------ Records for processing

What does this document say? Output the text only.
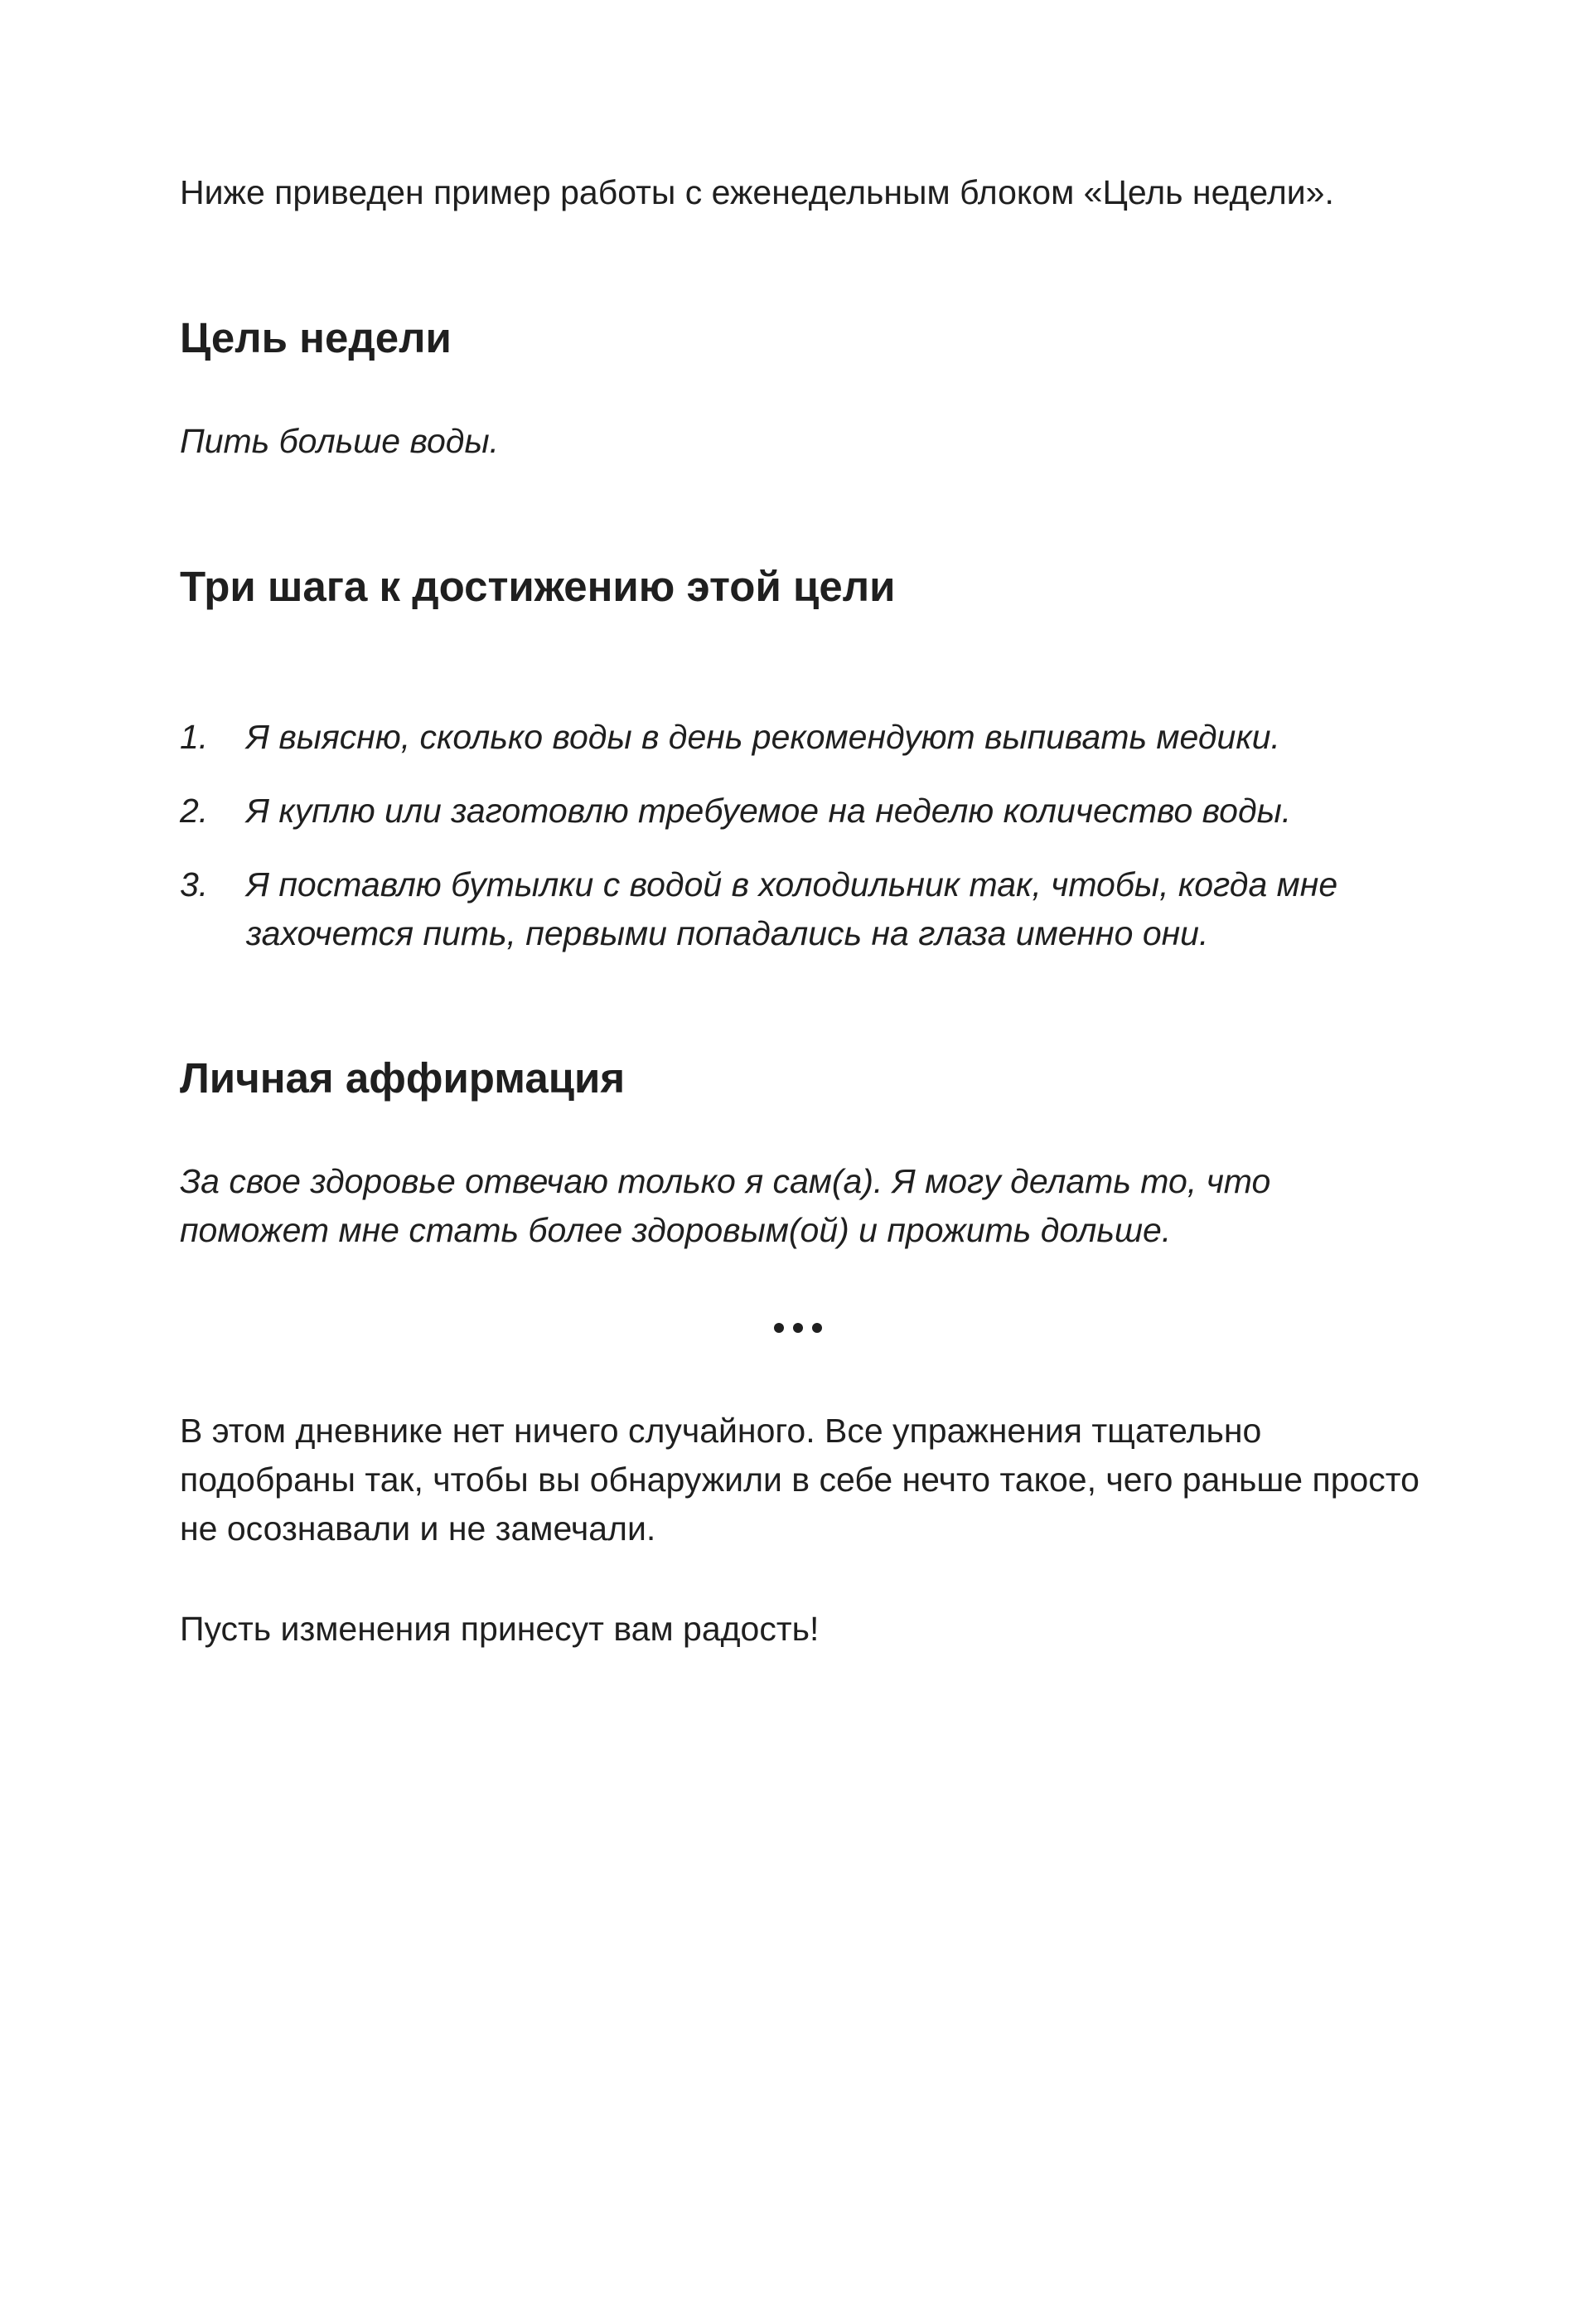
Ниже приведен пример работы с еженедельным блоком «Цель недели».

Цель недели

Пить больше воды.

Три шага к достижению этой цели
1. Я выясню, сколько воды в день рекомендуют выпивать медики.
2. Я куплю или заготовлю требуемое на неделю количество воды.
3. Я поставлю бутылки с водой в холодильник так, чтобы, когда мне захочется пить, первыми попадались на глаза именно они.
Личная аффирмация

За свое здоровье отвечаю только я сам(а). Я могу делать то, что поможет мне стать более здоровым(ой) и прожить дольше.

В этом дневнике нет ничего случайного. Все упражнения тщательно подобраны так, чтобы вы обнаружили в себе нечто такое, чего раньше просто не осознавали и не замечали.

Пусть изменения принесут вам радость!
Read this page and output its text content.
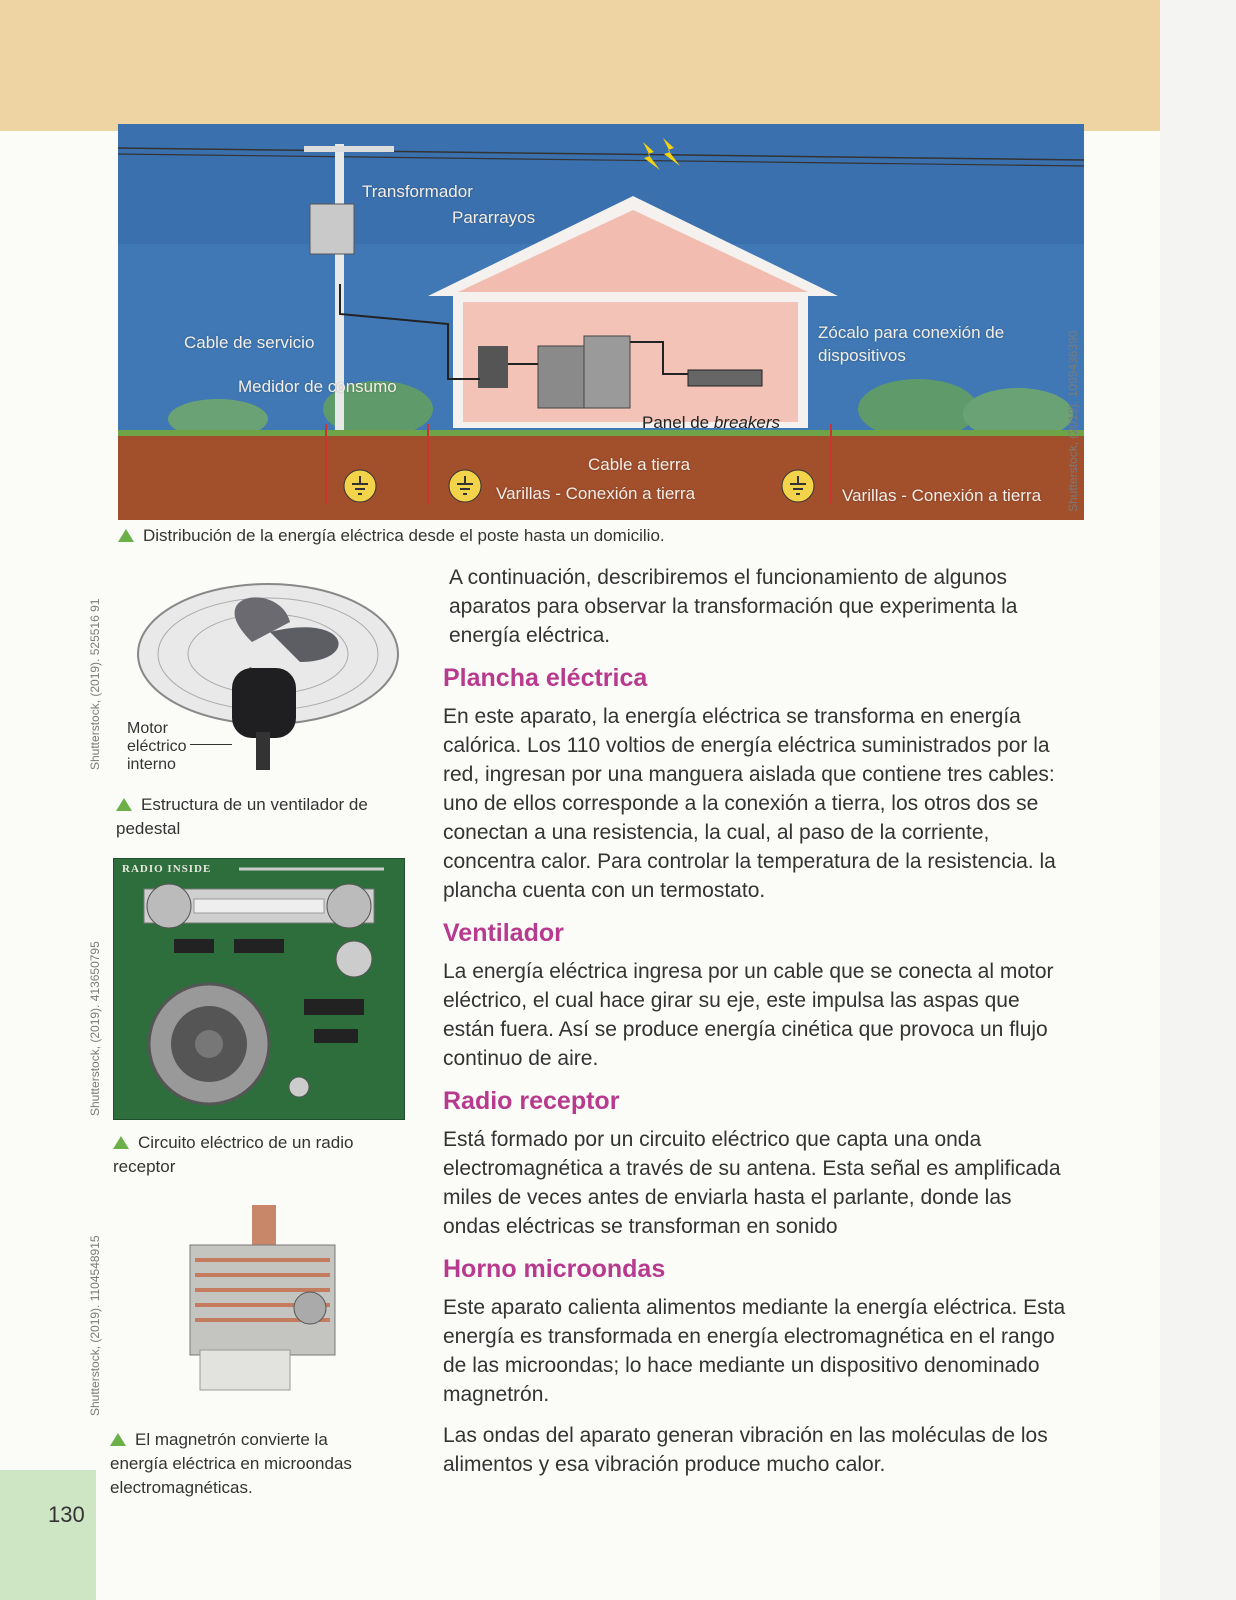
Transformador
Pararrayos
Cable de servicio
Medidor de consumo
Zócalo para conexión de dispositivos
Panel de breakers
Cable a tierra
Varillas - Conexión a tierra	Varillas - Conexión a tierra Shutterstock, (2019). 1099436390
Distribución de la energía eléctrica desde el poste hasta un domicilio.
Shutterstock, (2019). 525516 91 Motor eléctrico interno
Estructura de un ventilador de pedestal
Shutterstock, (2019). 413650795
RADIO INSIDE
Circuito eléctrico de un radio receptor
Shutterstock, (2019). 1104548915
El magnetrón convierte la energía eléctrica en microondas electromagnéticas.

A continuación, describiremos el funcionamiento de algunos aparatos para observar la transformación que experimenta la energía eléctrica.

Plancha eléctrica

En este aparato, la energía eléctrica se transforma en energía calórica. Los 110 voltios de energía eléctrica suministrados por la red, ingresan por una manguera aislada que contiene tres cables: uno de ellos corresponde a la conexión a tierra, los otros dos se conectan a una resistencia, la cual, al paso de la corriente, concentra calor. Para controlar la temperatura de la resistencia. la plancha cuenta con un termostato.

Ventilador

La energía eléctrica ingresa por un cable que se conecta al motor eléctrico, el cual hace girar su eje, este impulsa las aspas que están fuera. Así se produce energía cinética que provoca un flujo continuo de aire.

Radio receptor

Está formado por un circuito eléctrico que capta una onda electromagnética a través de su antena. Esta señal es amplificada miles de veces antes de enviarla hasta el parlante, donde las ondas eléctricas se transforman en sonido

Horno microondas

Este aparato calienta alimentos mediante la energía eléctrica. Esta energía es transformada en energía electromagnética en el rango de las microondas; lo hace mediante un dispositivo denominado magnetrón.

Las ondas del aparato generan vibración en las moléculas de los alimentos y esa vibración produce mucho calor.

130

------------

Repeat the material above word for word and skip every image in it.

> **Output of the task**:
What does this document say? Output the text only.
Ниже приведен пример работы с еженедельным блоком «Цель недели».

Цель недели

Пить больше воды.

Три шага к достижению этой цели
1. Я выясню, сколько воды в день рекомендуют выпивать медики.
2. Я куплю или заготовлю требуемое на неделю количество воды.
3. Я поставлю бутылки с водой в холодильник так, чтобы, когда мне захочется пить, первыми попадались на глаза именно они.
Личная аффирмация

За свое здоровье отвечаю только я сам(а). Я могу делать то, что поможет мне стать более здоровым(ой) и прожить дольше.

В этом дневнике нет ничего случайного. Все упражнения тщательно подобраны так, чтобы вы обнаружили в себе нечто такое, чего раньше просто не осознавали и не замечали.

Пусть изменения принесут вам радость!
Read this page and output its text content.
Transformador
Pararrayos
Cable de servicio
Medidor de consumo
Zócalo para conexión de dispositivos
Panel de breakers
Cable a tierra
Varillas - Conexión a tierra	Varillas - Conexión a tierra Shutterstock, (2019). 1099436390
Distribución de la energía eléctrica desde el poste hasta un domicilio.
Shutterstock, (2019). 525516 91 Motor eléctrico interno
Estructura de un ventilador de pedestal
Shutterstock, (2019). 413650795
RADIO INSIDE
Circuito eléctrico de un radio receptor
Shutterstock, (2019). 1104548915
El magnetrón convierte la energía eléctrica en microondas electromagnéticas.

A continuación, describiremos el funcionamiento de algunos aparatos para observar la transformación que experimenta la energía eléctrica.

Plancha eléctrica

En este aparato, la energía eléctrica se transforma en energía calórica. Los 110 voltios de energía eléctrica suministrados por la red, ingresan por una manguera aislada que contiene tres cables: uno de ellos corresponde a la conexión a tierra, los otros dos se conectan a una resistencia, la cual, al paso de la corriente, concentra calor. Para controlar la temperatura de la resistencia. la plancha cuenta con un termostato.

Ventilador

La energía eléctrica ingresa por un cable que se conecta al motor eléctrico, el cual hace girar su eje, este impulsa las aspas que están fuera. Así se produce energía cinética que provoca un flujo continuo de aire.

Radio receptor

Está formado por un circuito eléctrico que capta una onda electromagnética a través de su antena. Esta señal es amplificada miles de veces antes de enviarla hasta el parlante, donde las ondas eléctricas se transforman en sonido

Horno microondas

Este aparato calienta alimentos mediante la energía eléctrica. Esta energía es transformada en energía electromagnética en el rango de las microondas; lo hace mediante un dispositivo denominado magnetrón.

Las ondas del aparato generan vibración en las moléculas de los alimentos y esa vibración produce mucho calor.

130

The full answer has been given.